Given request — Work through the data line by line, gathering every line that has the word "title".
------ Source material ------
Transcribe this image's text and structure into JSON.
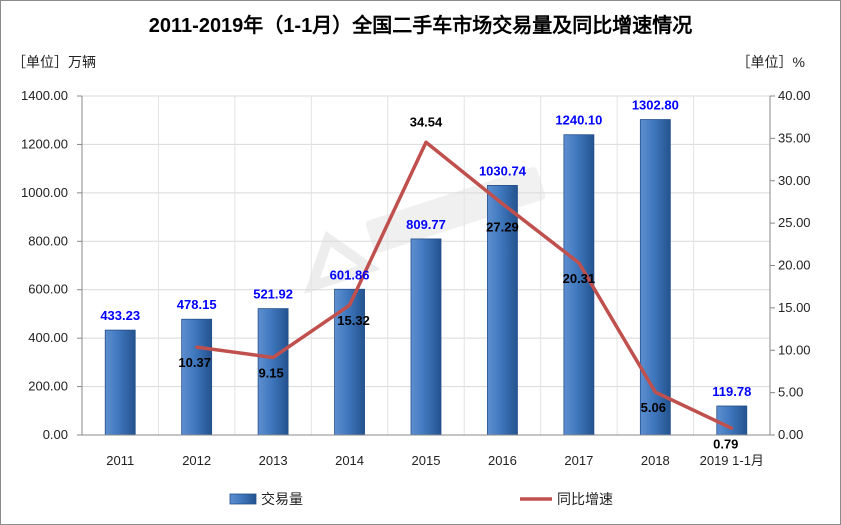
{
  "chart_data": {
    "type": "bar",
    "title": "2011-2019年（1-1月）全国二手车市场交易量及同比增速情况",
    "left_unit": "［单位］万辆",
    "right_unit": "［单位］%",
    "categories": [
      "2011",
      "2012",
      "2013",
      "2014",
      "2015",
      "2016",
      "2017",
      "2018",
      "2019 1-1月"
    ],
    "series": [
      {
        "name": "交易量",
        "type": "bar",
        "axis": "left",
        "values": [
          433.23,
          478.15,
          521.92,
          601.86,
          809.77,
          1030.74,
          1240.1,
          1302.8,
          119.78
        ],
        "labels": [
          "433.23",
          "478.15",
          "521.92",
          "601.86",
          "809.77",
          "1030.74",
          "1240.10",
          "1302.80",
          "119.78"
        ]
      },
      {
        "name": "同比增速",
        "type": "line",
        "axis": "right",
        "values": [
          null,
          10.37,
          9.15,
          15.32,
          34.54,
          27.29,
          20.31,
          5.06,
          0.79
        ],
        "labels": [
          "",
          "10.37",
          "9.15",
          "15.32",
          "34.54",
          "27.29",
          "20.31",
          "5.06",
          "0.79"
        ]
      }
    ],
    "y_left": {
      "min": 0,
      "max": 1400,
      "step": 200,
      "ticks": [
        "0.00",
        "200.00",
        "400.00",
        "600.00",
        "800.00",
        "1000.00",
        "1200.00",
        "1400.00"
      ]
    },
    "y_right": {
      "min": 0,
      "max": 40,
      "step": 5,
      "ticks": [
        "0.00",
        "5.00",
        "10.00",
        "15.00",
        "20.00",
        "25.00",
        "30.00",
        "35.00",
        "40.00"
      ]
    },
    "grid": true,
    "legend_position": "bottom",
    "colors": {
      "bar": "#3c73b6",
      "bar_dark": "#244f8a",
      "line": "#c0504d",
      "bar_label": "#0000ff",
      "line_label": "#000000"
    }
  }
}
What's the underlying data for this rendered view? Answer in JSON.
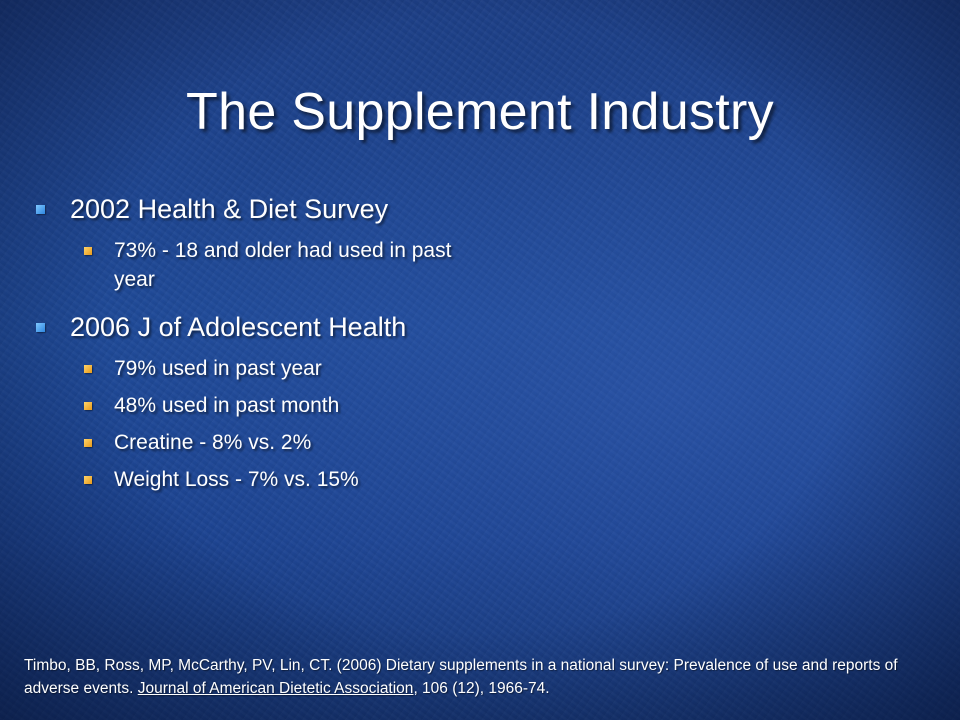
{
  "slide": {
    "title": "The Supplement Industry",
    "bullets": [
      {
        "text": "2002 Health & Diet Survey",
        "sub": [
          "73% - 18 and older had used in past year"
        ]
      },
      {
        "text": "2006 J of Adolescent Health",
        "sub": [
          "79% used in past year",
          "48% used in past month",
          "Creatine - 8% vs. 2%",
          "Weight Loss - 7% vs. 15%"
        ]
      }
    ],
    "citation": {
      "before": "Timbo, BB, Ross, MP, McCarthy, PV, Lin, CT.  (2006) Dietary supplements in a national survey:  Prevalence of use and reports of adverse events.  ",
      "journal": "Journal of American Dietetic Association",
      "after": ", 106 (12), 1966-74."
    }
  },
  "colors": {
    "background": "#1f4a98",
    "text": "#ffffff",
    "bullet_level1": "#4aa8f0",
    "bullet_level2": "#f2b53a"
  }
}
------
Full answer —
    "title": "2011-2019年（1-1月）全国二手车市场交易量及同比增速情况",
    "title": "The Supplement Industry",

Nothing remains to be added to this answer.